#### PROBLEM
Please give the number of lines in the records below where the word "frozen" occurs, and nothing else.

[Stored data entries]

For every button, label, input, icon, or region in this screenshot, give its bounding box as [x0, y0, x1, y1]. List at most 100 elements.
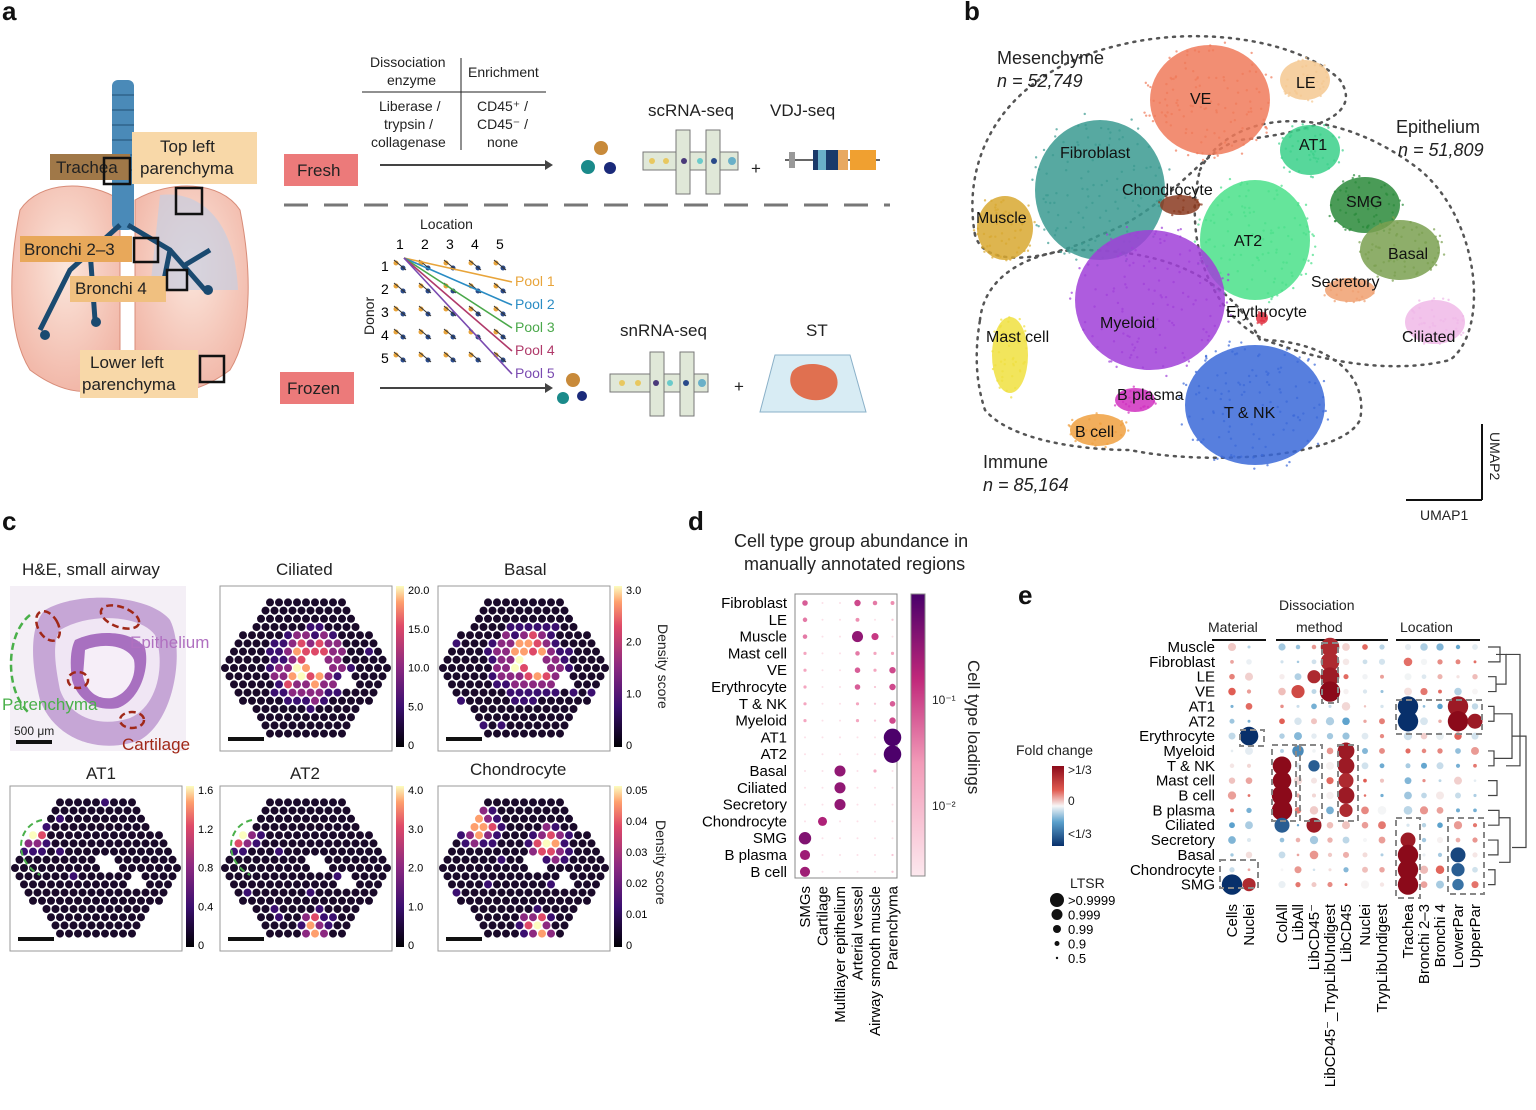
d-dot [804, 820, 806, 823]
e-dot [1397, 874, 1419, 895]
plus-frozen: + [734, 377, 744, 396]
d-col-label: Cartilage [815, 886, 832, 946]
e-dot [1363, 794, 1367, 797]
sample-dot [418, 352, 424, 358]
at2-title: AT2 [290, 764, 320, 783]
d-dot [855, 719, 860, 723]
e-dot [1454, 687, 1462, 696]
e-dot [1294, 732, 1302, 741]
table-col1-head2: enzyme [387, 72, 436, 88]
e-dot [1245, 777, 1253, 784]
ciliated-title: Ciliated [276, 560, 333, 579]
d-row-label: LE [769, 612, 787, 629]
e-dot [1471, 881, 1479, 889]
e-dot [1229, 763, 1235, 769]
e-row-label: VE [1195, 684, 1215, 701]
location-number: 1 [396, 236, 404, 252]
colorbar-tick: 0.03 [626, 847, 647, 859]
colorbar-tick: 0.01 [626, 909, 647, 921]
e-row-label: Secretory [1151, 832, 1216, 849]
d-dot [856, 736, 859, 739]
ltsr-tick: 0.999 [1068, 908, 1101, 923]
frozen-badge [280, 372, 354, 404]
e-dot [1312, 749, 1316, 753]
d-dot [839, 820, 841, 823]
e-dot [1435, 791, 1445, 800]
e-dot [1380, 704, 1384, 709]
e-dot [1292, 745, 1304, 757]
e-dot [1245, 851, 1253, 859]
e-dot [1419, 865, 1429, 874]
fresh-badge [284, 154, 358, 186]
d-dot [856, 870, 859, 873]
e-dot [1362, 837, 1368, 843]
pool-arrow [403, 257, 513, 329]
sample-dot [393, 352, 399, 358]
e-dot [1397, 844, 1419, 866]
e-col-label: Nuclei [1357, 904, 1374, 946]
he-title: H&E, small airway [22, 560, 160, 579]
he-parenchyma-label: Parenchyma [2, 695, 98, 714]
d-dot [891, 786, 894, 789]
e-dot [1296, 823, 1300, 827]
umap-cluster-le [1280, 56, 1330, 103]
e-dot [1279, 733, 1285, 739]
immune-n: n = 85,164 [983, 475, 1069, 495]
sample-tube [443, 351, 457, 363]
location-label: Location [420, 216, 473, 232]
e-dot [1472, 866, 1478, 873]
e-dot [1311, 718, 1317, 725]
epithelium-label: Epithelium [1396, 117, 1480, 137]
d-dot [871, 633, 879, 641]
e-row-label: Ciliated [1165, 817, 1215, 834]
d-row-label: AT1 [761, 729, 787, 746]
d-dot [874, 736, 876, 739]
he-region-outlines [34, 604, 146, 730]
e-col-label: Bronchi 4 [1432, 904, 1449, 967]
e-dot [1471, 746, 1479, 755]
e-dot [1473, 808, 1477, 813]
e-dot [1421, 748, 1427, 754]
d-dot [834, 799, 846, 811]
d-dot [804, 770, 806, 772]
d-dot [839, 870, 841, 873]
e-dot [1279, 837, 1285, 843]
umap-cluster-basal [1358, 216, 1446, 282]
donor-number: 2 [381, 281, 389, 297]
e-dot [1319, 681, 1341, 702]
e-row-label: Mast cell [1156, 773, 1215, 790]
d-dot [856, 770, 859, 772]
umap-cluster-at1 [1278, 123, 1344, 179]
sample-tube [493, 259, 507, 271]
e-dot [1326, 747, 1334, 755]
donor-number: 5 [381, 350, 389, 366]
microfluidic-chip-fresh [642, 129, 739, 195]
d-dot [839, 669, 841, 672]
lower-left-box [80, 350, 198, 398]
d-dot [804, 753, 806, 756]
sample-tube [493, 282, 507, 294]
e-dot [1311, 703, 1317, 710]
e-dot [1472, 823, 1478, 828]
e-fc-tick-zero: 0 [1068, 794, 1075, 808]
d-dot [855, 651, 860, 656]
umap-label: Ciliated [1402, 329, 1455, 346]
sample-tube [393, 328, 407, 340]
sample-dot [418, 329, 424, 335]
sample-tube [468, 259, 482, 271]
e-dot [1339, 803, 1353, 817]
e-dot [1361, 806, 1369, 815]
e-dot [1278, 643, 1286, 651]
e-dot [1328, 868, 1332, 872]
e-dot [1472, 837, 1478, 843]
e-dot [1245, 703, 1253, 710]
d-dot [821, 635, 824, 638]
sample-tube [468, 351, 482, 363]
umap-label: SMG [1346, 194, 1382, 211]
d-dot [803, 668, 807, 672]
e-dot [1378, 821, 1386, 830]
bronchi23-box [20, 236, 132, 262]
e-dot [1420, 762, 1428, 769]
sample-tube [393, 282, 407, 294]
umap-label: Myeloid [1100, 315, 1155, 332]
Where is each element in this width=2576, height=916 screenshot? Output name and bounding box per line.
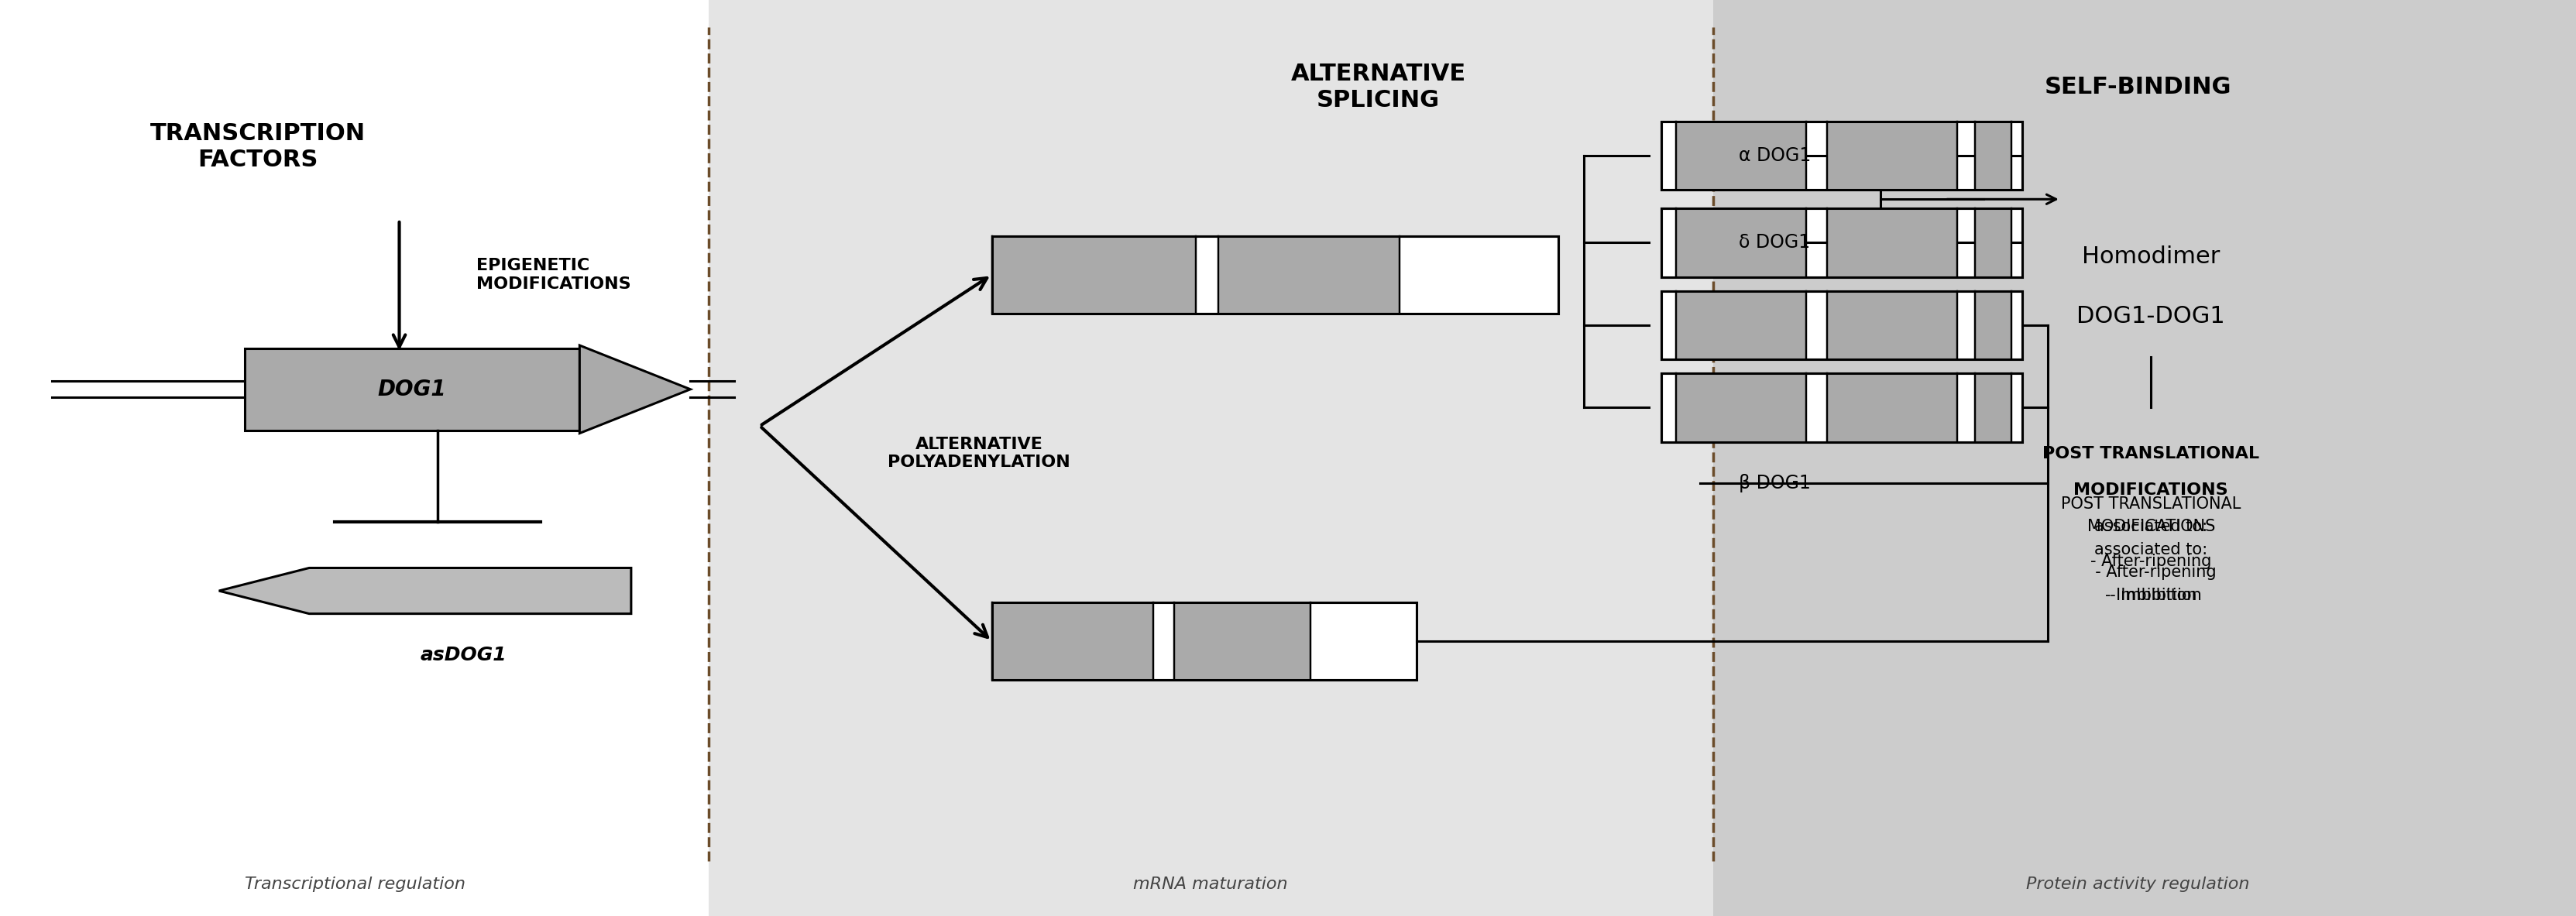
- Bar: [992, 236, 1558, 313]
- Text: β DOG1: β DOG1: [1739, 474, 1811, 493]
- Bar: [1976, 291, 2012, 360]
- Text: SELF-BINDING: SELF-BINDING: [2045, 76, 2231, 98]
- Bar: [992, 603, 1154, 680]
- Text: DOG1: DOG1: [379, 378, 446, 400]
- Text: - Imbibition: - Imbibition: [2105, 588, 2197, 603]
- Bar: [1662, 209, 2022, 277]
- Text: α DOG1: α DOG1: [1739, 147, 1811, 165]
- Bar: [1826, 209, 1958, 277]
- Text: Homodimer: Homodimer: [2081, 245, 2221, 267]
- Bar: [1677, 209, 1806, 277]
- Text: POST TRANSLATIONAL: POST TRANSLATIONAL: [2043, 446, 2259, 461]
- Bar: [992, 236, 1558, 313]
- Bar: [1662, 374, 2022, 442]
- Polygon shape: [219, 568, 631, 614]
- Bar: [1826, 374, 1958, 442]
- Bar: [1662, 374, 2022, 442]
- Bar: [0, 0, 708, 916]
- Bar: [1662, 121, 2022, 191]
- Bar: [1662, 291, 2022, 360]
- Bar: [1713, 0, 2576, 916]
- Text: MODIFICATIONS: MODIFICATIONS: [2074, 483, 2228, 497]
- Bar: [1662, 209, 2022, 277]
- Polygon shape: [580, 345, 690, 433]
- Bar: [708, 0, 1713, 916]
- Bar: [1175, 603, 1311, 680]
- Text: POST TRANSLATIONAL
MODIFICATIONS
associated to:
  - After-ripening
  - Imbibitio: POST TRANSLATIONAL MODIFICATIONS associa…: [2061, 496, 2241, 603]
- Text: mRNA maturation: mRNA maturation: [1133, 877, 1288, 891]
- Bar: [992, 603, 1417, 680]
- Text: associated to:: associated to:: [2094, 519, 2208, 534]
- Bar: [1826, 291, 1958, 360]
- Bar: [1976, 374, 2012, 442]
- Text: Transcriptional regulation: Transcriptional regulation: [245, 877, 466, 891]
- Bar: [1218, 236, 1399, 313]
- Text: Protein activity regulation: Protein activity regulation: [2027, 877, 2249, 891]
- Text: asDOG1: asDOG1: [420, 646, 507, 664]
- Bar: [1662, 291, 2022, 360]
- Text: ALTERNATIVE
POLYADENYLATION: ALTERNATIVE POLYADENYLATION: [889, 437, 1069, 470]
- Bar: [1677, 121, 1806, 191]
- Text: EPIGENETIC
MODIFICATIONS: EPIGENETIC MODIFICATIONS: [477, 258, 631, 291]
- Bar: [992, 603, 1417, 680]
- Text: TRANSCRIPTION
FACTORS: TRANSCRIPTION FACTORS: [149, 123, 366, 170]
- Text: - After-ripening: - After-ripening: [2089, 554, 2213, 569]
- Bar: [1662, 121, 2022, 191]
- Text: δ DOG1: δ DOG1: [1739, 234, 1811, 252]
- Text: DOG1-DOG1: DOG1-DOG1: [2076, 305, 2226, 327]
- Text: ALTERNATIVE
SPLICING: ALTERNATIVE SPLICING: [1291, 63, 1466, 111]
- Bar: [1677, 374, 1806, 442]
- Bar: [1976, 209, 2012, 277]
- Bar: [1826, 121, 1958, 191]
- Bar: [1976, 121, 2012, 191]
- Bar: [992, 236, 1195, 313]
- Bar: [1677, 291, 1806, 360]
- Bar: [245, 348, 580, 431]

#### TASK ANSWER
2